-- DATA SUPPLIED start --
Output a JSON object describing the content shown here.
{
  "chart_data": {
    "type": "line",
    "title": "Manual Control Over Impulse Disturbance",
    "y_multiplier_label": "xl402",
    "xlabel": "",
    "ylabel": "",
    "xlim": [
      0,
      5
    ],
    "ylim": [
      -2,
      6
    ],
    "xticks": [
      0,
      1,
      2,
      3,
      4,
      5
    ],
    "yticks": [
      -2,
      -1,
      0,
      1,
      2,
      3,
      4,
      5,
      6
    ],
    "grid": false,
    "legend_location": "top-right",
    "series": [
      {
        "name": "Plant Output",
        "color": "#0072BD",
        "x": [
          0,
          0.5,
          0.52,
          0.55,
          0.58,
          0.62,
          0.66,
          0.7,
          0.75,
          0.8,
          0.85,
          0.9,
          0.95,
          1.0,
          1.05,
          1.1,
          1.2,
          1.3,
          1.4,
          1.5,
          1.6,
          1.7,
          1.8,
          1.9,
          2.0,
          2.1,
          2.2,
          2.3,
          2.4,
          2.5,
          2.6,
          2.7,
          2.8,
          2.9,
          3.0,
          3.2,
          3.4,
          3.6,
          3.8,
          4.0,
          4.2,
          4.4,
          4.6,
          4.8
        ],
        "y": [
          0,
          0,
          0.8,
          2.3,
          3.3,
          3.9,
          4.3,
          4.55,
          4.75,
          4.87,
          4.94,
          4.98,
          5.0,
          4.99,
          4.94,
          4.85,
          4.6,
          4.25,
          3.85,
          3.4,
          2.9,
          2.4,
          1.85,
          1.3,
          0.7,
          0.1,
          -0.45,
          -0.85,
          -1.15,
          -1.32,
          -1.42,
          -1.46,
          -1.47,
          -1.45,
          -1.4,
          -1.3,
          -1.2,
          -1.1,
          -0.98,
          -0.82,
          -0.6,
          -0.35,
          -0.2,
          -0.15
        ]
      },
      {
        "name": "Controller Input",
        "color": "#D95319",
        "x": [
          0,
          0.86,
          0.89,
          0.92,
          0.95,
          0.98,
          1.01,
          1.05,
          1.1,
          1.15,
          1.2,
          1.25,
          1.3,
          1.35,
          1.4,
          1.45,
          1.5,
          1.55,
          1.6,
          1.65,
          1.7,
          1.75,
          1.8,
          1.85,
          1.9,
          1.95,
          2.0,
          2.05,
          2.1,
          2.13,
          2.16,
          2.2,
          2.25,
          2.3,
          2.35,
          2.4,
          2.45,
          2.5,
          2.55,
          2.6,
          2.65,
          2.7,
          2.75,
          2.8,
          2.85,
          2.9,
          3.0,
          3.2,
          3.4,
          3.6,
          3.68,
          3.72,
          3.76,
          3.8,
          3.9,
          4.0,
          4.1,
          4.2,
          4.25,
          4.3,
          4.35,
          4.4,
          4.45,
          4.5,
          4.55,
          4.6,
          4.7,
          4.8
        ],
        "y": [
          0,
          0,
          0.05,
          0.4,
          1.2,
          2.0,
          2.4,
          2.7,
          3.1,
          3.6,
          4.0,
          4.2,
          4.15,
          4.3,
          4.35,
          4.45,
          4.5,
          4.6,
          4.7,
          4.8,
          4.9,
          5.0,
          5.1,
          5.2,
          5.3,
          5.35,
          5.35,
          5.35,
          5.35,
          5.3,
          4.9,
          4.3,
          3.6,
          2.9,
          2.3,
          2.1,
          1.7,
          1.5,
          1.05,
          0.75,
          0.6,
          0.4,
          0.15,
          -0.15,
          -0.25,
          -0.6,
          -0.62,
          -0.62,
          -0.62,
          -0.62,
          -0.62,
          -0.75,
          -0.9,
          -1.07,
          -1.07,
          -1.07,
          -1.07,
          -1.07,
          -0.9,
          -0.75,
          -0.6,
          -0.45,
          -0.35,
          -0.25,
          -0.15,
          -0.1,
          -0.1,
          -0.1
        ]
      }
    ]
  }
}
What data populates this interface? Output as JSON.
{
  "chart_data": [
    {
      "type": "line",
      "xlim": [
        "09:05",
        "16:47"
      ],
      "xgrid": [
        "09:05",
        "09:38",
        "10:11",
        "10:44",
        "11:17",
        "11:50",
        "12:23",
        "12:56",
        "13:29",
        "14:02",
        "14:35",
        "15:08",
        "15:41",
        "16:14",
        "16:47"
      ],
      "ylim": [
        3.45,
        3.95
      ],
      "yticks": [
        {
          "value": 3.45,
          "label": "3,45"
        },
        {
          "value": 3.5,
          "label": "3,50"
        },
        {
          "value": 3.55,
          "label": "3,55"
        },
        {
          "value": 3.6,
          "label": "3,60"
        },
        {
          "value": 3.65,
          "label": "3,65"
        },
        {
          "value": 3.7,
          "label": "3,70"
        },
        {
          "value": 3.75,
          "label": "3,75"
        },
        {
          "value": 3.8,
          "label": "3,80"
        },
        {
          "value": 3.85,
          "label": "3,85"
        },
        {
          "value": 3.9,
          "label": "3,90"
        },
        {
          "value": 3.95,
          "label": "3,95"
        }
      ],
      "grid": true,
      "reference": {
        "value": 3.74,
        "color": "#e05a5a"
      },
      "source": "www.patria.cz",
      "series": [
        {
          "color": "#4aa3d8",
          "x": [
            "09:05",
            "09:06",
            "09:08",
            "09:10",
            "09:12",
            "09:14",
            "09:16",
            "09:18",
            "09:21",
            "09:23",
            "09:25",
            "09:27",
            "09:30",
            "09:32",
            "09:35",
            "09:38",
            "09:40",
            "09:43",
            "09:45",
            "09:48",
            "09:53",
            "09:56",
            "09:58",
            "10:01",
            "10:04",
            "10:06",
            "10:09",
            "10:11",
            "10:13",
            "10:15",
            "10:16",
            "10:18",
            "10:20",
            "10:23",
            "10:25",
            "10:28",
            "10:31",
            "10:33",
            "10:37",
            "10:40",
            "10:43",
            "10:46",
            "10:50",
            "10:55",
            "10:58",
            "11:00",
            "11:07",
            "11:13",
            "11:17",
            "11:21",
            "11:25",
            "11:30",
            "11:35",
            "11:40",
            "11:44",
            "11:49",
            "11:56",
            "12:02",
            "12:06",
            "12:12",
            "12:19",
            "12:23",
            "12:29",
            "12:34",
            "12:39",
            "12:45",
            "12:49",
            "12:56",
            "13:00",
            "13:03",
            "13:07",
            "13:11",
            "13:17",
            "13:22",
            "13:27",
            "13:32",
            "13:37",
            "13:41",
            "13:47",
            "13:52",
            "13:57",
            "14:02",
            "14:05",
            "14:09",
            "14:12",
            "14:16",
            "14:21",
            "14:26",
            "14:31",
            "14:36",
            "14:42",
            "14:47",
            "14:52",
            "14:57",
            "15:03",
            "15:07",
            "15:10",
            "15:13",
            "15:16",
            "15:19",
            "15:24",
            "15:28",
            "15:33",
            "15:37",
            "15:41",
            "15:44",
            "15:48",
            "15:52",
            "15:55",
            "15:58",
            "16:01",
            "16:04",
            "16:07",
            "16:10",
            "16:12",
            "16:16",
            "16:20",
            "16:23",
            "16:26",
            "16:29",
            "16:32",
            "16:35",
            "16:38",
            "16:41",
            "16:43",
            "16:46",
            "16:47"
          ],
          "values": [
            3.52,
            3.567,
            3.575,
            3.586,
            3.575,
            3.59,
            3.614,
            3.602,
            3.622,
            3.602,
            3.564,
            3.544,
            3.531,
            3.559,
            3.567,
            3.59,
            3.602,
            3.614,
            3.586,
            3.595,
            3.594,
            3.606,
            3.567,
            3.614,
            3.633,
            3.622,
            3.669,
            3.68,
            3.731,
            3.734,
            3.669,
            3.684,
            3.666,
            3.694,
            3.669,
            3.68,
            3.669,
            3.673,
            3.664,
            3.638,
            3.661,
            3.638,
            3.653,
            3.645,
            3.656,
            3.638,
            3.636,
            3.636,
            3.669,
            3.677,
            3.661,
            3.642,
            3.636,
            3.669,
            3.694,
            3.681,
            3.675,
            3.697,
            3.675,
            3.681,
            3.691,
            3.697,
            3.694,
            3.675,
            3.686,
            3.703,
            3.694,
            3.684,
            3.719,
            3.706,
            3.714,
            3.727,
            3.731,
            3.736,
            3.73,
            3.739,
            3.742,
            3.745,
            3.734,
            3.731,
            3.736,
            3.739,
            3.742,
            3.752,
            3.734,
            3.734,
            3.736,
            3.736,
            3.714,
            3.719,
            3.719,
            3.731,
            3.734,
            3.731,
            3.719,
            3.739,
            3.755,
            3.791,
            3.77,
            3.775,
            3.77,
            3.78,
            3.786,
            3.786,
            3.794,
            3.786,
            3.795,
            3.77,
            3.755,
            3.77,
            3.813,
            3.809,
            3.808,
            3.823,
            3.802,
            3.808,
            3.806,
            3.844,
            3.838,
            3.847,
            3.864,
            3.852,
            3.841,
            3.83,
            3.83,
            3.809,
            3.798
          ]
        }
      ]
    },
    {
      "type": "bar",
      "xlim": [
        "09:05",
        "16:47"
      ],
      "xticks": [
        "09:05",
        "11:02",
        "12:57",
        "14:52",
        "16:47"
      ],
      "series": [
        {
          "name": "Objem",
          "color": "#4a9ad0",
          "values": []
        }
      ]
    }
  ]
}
-- DATA SUPPLIED end --
**TASK REQUIREMENTS**
Search the entries for the word "name" and gather every line where it appears.

**EXERCISE RESULT**
        "name": "Plant Output",
        "name": "Controller Input",
          "name": "Objem",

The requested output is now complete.